• [Short exercise]: Quote every line of the material beneath this one.

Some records
━━━━━━━━━━━━━━━━━━━━

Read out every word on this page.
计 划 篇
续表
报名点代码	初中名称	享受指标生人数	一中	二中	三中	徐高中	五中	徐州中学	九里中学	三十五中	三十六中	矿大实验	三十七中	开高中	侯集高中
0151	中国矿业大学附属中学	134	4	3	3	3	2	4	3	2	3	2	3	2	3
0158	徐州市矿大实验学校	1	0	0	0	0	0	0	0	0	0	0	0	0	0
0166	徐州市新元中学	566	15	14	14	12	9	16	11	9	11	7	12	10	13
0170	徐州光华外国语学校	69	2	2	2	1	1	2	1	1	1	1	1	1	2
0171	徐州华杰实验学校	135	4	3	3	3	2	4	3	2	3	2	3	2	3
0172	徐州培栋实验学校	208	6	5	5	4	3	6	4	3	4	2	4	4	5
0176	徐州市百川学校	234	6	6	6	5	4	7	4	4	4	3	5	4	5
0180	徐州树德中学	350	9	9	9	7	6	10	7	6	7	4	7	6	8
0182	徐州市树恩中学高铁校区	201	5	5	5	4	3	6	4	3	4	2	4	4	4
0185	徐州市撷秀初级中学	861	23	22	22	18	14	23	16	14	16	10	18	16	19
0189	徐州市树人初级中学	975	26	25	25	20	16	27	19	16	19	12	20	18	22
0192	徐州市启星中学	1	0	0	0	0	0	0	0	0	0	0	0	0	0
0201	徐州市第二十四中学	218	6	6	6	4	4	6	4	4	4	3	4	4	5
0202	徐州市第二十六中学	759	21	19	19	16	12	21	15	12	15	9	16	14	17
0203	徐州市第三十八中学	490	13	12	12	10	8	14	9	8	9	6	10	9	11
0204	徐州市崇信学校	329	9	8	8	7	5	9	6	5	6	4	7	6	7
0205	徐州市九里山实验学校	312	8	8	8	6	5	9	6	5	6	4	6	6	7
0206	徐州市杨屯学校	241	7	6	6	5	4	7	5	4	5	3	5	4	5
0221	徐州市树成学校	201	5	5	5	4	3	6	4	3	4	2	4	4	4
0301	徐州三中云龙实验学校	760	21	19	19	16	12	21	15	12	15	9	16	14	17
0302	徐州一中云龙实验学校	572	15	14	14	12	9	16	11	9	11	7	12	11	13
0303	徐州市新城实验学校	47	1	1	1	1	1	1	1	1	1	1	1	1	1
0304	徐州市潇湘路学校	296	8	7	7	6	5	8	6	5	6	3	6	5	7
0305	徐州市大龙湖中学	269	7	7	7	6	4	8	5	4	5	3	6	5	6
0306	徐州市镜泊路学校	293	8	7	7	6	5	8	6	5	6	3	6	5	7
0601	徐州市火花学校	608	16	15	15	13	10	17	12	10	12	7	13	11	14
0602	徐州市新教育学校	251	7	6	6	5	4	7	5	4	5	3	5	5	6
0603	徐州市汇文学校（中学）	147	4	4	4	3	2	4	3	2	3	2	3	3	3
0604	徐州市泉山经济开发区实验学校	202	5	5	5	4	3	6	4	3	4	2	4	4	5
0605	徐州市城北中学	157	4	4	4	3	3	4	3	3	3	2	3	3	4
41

━━━━━━━━━━━━━━━━━━━━

• [Problem solution]:
Read out every word on this page.
计 划 篇
续表
报名点代码	初中名称	享受指标生人数	一中	二中	三中	徐高中	五中	徐州中学	九里中学	三十五中	三十六中	矿大实验	三十七中	开高中	侯集高中
0151	中国矿业大学附属中学	134	4	3	3	3	2	4	3	2	3	2	3	2	3
0158	徐州市矿大实验学校	1	0	0	0	0	0	0	0	0	0	0	0	0	0
0166	徐州市新元中学	566	15	14	14	12	9	16	11	9	11	7	12	10	13
0170	徐州光华外国语学校	69	2	2	2	1	1	2	1	1	1	1	1	1	2
0171	徐州华杰实验学校	135	4	3	3	3	2	4	3	2	3	2	3	2	3
0172	徐州培栋实验学校	208	6	5	5	4	3	6	4	3	4	2	4	4	5
0176	徐州市百川学校	234	6	6	6	5	4	7	4	4	4	3	5	4	5
0180	徐州树德中学	350	9	9	9	7	6	10	7	6	7	4	7	6	8
0182	徐州市树恩中学高铁校区	201	5	5	5	4	3	6	4	3	4	2	4	4	4
0185	徐州市撷秀初级中学	861	23	22	22	18	14	23	16	14	16	10	18	16	19
0189	徐州市树人初级中学	975	26	25	25	20	16	27	19	16	19	12	20	18	22
0192	徐州市启星中学	1	0	0	0	0	0	0	0	0	0	0	0	0	0
0201	徐州市第二十四中学	218	6	6	6	4	4	6	4	4	4	3	4	4	5
0202	徐州市第二十六中学	759	21	19	19	16	12	21	15	12	15	9	16	14	17
0203	徐州市第三十八中学	490	13	12	12	10	8	14	9	8	9	6	10	9	11
0204	徐州市崇信学校	329	9	8	8	7	5	9	6	5	6	4	7	6	7
0205	徐州市九里山实验学校	312	8	8	8	6	5	9	6	5	6	4	6	6	7
0206	徐州市杨屯学校	241	7	6	6	5	4	7	5	4	5	3	5	4	5
0221	徐州市树成学校	201	5	5	5	4	3	6	4	3	4	2	4	4	4
0301	徐州三中云龙实验学校	760	21	19	19	16	12	21	15	12	15	9	16	14	17
0302	徐州一中云龙实验学校	572	15	14	14	12	9	16	11	9	11	7	12	11	13
0303	徐州市新城实验学校	47	1	1	1	1	1	1	1	1	1	1	1	1	1
0304	徐州市潇湘路学校	296	8	7	7	6	5	8	6	5	6	3	6	5	7
0305	徐州市大龙湖中学	269	7	7	7	6	4	8	5	4	5	3	6	5	6
0306	徐州市镜泊路学校	293	8	7	7	6	5	8	6	5	6	3	6	5	7
0601	徐州市火花学校	608	16	15	15	13	10	17	12	10	12	7	13	11	14
0602	徐州市新教育学校	251	7	6	6	5	4	7	5	4	5	3	5	5	6
0603	徐州市汇文学校（中学）	147	4	4	4	3	2	4	3	2	3	2	3	3	3
0604	徐州市泉山经济开发区实验学校	202	5	5	5	4	3	6	4	3	4	2	4	4	5
0605	徐州市城北中学	157	4	4	4	3	3	4	3	3	3	2	3	3	4
41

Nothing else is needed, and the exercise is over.